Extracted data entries
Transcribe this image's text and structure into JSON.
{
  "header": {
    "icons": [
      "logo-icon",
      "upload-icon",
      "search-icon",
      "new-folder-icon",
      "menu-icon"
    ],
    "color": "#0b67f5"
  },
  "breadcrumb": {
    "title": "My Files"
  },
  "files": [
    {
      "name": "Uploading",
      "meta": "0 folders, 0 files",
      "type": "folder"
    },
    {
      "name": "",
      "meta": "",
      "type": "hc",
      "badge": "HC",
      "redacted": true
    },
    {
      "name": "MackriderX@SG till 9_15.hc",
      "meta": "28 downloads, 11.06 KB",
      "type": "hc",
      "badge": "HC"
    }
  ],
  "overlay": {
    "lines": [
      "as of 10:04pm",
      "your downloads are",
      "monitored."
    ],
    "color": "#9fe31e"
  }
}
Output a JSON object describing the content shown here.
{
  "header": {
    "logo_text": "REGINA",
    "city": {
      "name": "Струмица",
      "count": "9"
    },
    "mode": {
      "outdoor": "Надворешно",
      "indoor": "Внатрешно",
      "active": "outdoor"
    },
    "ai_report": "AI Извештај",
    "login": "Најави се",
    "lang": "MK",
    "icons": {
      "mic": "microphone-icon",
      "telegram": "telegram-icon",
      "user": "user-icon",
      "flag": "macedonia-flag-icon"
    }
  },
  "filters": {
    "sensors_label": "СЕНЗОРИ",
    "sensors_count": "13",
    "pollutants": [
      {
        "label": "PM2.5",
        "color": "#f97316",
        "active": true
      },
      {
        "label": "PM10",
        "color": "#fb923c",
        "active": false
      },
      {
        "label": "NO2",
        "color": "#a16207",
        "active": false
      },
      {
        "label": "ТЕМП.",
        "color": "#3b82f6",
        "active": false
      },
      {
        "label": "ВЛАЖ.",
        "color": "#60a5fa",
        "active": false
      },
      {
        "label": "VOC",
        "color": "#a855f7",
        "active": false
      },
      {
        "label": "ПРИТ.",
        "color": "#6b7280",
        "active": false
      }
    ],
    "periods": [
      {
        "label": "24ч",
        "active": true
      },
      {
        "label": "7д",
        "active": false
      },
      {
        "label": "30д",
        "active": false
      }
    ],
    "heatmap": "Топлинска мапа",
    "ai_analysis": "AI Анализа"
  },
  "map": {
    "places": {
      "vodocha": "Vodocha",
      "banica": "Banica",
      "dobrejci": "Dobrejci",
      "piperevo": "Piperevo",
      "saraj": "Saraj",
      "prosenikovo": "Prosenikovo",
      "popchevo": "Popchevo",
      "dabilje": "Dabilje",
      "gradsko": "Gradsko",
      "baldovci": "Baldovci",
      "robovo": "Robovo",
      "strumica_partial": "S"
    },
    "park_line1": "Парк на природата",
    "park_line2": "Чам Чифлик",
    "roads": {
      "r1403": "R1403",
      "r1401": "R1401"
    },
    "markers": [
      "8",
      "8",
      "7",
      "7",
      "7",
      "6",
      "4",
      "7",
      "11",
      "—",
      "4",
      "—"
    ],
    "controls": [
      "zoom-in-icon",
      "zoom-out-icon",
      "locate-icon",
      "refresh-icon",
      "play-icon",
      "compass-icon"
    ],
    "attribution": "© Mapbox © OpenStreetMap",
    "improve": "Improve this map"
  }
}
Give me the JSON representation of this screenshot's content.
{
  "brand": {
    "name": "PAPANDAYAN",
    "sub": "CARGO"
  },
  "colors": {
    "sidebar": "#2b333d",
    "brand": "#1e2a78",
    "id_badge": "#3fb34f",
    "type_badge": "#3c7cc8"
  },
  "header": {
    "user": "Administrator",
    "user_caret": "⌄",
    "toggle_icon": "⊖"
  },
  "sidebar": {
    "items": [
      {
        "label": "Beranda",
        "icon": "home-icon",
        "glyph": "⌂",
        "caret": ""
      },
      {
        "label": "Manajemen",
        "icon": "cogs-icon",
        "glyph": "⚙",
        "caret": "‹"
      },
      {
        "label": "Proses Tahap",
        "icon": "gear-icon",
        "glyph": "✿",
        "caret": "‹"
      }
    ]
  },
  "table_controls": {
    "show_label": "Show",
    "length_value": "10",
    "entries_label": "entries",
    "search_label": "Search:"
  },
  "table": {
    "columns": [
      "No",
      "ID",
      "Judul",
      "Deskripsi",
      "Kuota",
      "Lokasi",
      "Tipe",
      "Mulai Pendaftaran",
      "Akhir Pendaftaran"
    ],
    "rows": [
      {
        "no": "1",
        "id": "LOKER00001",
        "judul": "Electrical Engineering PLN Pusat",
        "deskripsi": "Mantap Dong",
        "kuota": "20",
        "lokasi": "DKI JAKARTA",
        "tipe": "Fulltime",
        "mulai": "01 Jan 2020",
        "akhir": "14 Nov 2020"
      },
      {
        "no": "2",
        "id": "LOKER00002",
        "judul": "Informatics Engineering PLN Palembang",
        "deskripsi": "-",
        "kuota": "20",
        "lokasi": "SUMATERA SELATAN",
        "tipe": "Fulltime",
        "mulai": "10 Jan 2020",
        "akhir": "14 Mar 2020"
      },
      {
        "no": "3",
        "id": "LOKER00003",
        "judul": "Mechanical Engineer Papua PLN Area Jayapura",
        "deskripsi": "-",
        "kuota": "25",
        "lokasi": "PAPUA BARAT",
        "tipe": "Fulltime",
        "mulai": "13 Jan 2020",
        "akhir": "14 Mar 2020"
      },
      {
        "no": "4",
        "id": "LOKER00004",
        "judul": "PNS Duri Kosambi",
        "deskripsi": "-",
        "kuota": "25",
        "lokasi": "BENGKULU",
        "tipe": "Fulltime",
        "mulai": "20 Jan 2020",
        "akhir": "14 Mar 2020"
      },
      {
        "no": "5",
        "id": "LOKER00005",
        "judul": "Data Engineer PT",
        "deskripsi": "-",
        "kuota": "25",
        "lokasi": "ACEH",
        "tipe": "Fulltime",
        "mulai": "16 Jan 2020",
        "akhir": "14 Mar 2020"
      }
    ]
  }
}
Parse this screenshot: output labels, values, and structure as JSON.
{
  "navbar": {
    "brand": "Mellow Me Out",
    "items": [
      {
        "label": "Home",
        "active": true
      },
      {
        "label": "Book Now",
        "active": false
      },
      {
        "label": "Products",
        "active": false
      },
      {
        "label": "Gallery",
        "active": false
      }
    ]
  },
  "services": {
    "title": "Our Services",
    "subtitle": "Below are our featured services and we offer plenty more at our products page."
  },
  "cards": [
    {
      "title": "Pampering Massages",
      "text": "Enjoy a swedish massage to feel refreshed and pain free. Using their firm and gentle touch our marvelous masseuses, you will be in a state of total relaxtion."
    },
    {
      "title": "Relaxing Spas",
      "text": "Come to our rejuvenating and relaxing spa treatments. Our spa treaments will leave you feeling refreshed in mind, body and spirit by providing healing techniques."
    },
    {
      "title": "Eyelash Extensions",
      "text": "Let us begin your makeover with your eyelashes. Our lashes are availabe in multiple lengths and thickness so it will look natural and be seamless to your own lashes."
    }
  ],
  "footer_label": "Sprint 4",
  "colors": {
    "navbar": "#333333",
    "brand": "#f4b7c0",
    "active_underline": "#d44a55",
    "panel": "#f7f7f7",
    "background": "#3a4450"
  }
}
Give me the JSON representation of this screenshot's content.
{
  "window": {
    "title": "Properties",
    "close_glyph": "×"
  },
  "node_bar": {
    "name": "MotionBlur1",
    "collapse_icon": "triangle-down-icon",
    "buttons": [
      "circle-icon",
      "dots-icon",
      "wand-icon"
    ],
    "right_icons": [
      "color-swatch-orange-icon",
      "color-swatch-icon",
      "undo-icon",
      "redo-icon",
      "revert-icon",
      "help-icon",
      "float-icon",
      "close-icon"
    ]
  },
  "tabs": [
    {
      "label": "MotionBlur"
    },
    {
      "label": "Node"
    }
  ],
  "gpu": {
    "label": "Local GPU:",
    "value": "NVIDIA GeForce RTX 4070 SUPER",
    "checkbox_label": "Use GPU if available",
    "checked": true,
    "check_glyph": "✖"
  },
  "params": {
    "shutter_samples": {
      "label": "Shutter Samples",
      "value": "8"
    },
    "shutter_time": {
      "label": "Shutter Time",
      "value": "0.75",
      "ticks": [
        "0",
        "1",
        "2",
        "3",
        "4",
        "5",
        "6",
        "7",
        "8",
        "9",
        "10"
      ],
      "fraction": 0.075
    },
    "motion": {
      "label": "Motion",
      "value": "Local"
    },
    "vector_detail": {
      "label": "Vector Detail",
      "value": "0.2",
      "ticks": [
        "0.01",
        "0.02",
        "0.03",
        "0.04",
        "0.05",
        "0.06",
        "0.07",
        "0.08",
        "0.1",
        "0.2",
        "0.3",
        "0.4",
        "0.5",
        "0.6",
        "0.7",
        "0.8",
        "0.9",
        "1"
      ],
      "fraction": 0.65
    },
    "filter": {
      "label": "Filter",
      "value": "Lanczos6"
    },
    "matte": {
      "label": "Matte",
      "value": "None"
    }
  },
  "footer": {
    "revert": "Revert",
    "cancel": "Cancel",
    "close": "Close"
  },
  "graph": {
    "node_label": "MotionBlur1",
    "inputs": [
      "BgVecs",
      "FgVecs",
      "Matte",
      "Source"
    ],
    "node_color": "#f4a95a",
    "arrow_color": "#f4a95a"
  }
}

Directions for this task:
Filter the listing for the word "structure" and copy every line that holds it.

Written answer:
Transcribe this image's text and structure into JSON.
Parse this screenshot: output labels, values, and structure as JSON.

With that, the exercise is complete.